Your task
Look through the data below. Collect every line where the word "ylabel" occurs.

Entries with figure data
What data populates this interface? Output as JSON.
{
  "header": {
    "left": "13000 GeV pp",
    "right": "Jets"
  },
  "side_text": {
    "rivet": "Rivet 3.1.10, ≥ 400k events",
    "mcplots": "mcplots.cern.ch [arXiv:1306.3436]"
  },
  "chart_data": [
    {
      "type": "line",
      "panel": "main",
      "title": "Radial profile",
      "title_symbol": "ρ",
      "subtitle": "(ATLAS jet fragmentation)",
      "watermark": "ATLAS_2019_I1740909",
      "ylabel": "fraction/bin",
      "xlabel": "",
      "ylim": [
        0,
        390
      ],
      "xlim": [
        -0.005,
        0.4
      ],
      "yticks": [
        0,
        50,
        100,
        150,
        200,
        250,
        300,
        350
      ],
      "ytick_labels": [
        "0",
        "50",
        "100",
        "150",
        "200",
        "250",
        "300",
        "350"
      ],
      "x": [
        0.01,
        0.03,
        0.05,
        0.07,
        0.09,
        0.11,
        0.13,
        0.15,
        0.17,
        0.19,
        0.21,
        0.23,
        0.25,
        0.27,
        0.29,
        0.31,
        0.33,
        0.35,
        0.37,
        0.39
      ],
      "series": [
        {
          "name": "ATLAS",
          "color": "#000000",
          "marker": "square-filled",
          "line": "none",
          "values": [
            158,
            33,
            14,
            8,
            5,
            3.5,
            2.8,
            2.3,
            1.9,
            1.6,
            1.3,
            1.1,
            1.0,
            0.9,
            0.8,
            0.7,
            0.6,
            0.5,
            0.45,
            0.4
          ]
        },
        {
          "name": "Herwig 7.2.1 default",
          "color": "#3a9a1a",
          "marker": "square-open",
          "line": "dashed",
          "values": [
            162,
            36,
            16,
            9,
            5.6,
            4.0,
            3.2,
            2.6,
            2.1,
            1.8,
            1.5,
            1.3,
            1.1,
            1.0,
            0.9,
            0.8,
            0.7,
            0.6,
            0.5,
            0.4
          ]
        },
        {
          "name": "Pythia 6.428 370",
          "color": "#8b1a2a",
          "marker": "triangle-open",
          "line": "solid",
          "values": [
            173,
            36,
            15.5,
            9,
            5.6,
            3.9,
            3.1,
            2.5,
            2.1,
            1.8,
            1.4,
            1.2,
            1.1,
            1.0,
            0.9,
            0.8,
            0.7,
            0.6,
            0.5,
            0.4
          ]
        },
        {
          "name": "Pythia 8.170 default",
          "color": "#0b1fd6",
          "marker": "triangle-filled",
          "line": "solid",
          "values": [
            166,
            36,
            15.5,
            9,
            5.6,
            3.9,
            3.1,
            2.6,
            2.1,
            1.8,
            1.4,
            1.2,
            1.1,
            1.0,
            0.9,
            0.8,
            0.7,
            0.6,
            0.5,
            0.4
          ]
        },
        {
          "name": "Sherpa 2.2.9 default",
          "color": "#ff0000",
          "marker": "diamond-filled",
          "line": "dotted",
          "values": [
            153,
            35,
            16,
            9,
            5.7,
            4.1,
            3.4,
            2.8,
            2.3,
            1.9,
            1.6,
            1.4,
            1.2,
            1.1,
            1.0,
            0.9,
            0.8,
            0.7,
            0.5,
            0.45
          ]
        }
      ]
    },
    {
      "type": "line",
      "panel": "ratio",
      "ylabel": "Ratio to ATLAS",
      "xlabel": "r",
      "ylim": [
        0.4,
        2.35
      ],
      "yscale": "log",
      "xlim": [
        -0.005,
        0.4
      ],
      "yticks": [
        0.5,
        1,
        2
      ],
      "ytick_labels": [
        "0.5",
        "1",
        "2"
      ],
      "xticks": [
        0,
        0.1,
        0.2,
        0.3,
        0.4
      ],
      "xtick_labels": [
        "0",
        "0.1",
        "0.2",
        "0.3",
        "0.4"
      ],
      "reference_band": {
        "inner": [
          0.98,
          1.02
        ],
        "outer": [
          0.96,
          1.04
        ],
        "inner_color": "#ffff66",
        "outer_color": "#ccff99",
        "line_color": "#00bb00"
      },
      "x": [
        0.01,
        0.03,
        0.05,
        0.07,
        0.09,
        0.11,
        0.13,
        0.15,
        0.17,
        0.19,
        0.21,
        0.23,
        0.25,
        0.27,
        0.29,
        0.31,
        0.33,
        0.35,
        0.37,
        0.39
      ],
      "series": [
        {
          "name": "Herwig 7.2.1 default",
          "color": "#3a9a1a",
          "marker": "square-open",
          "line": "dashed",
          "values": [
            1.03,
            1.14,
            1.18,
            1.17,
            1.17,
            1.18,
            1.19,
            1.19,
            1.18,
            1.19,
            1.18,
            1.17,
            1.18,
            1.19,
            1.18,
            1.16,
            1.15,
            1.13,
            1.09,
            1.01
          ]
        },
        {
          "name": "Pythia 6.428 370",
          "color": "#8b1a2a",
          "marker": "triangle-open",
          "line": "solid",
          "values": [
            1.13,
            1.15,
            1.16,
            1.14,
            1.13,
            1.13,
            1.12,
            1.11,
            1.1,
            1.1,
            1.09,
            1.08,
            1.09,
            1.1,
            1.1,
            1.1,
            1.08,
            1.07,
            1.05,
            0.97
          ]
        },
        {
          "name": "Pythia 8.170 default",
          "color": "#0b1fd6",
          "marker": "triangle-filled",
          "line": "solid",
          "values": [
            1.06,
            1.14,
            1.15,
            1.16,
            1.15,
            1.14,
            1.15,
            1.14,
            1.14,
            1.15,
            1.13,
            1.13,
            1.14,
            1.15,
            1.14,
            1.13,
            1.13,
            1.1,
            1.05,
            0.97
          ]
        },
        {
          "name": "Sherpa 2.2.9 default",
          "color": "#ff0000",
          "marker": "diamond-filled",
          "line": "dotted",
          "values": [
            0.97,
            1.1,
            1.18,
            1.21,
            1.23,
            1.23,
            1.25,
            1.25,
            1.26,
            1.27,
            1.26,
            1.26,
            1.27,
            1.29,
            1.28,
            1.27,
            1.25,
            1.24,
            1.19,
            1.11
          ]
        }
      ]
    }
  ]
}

Problem solution
      "ylabel": "fraction/bin",
      "ylabel": "Ratio to ATLAS",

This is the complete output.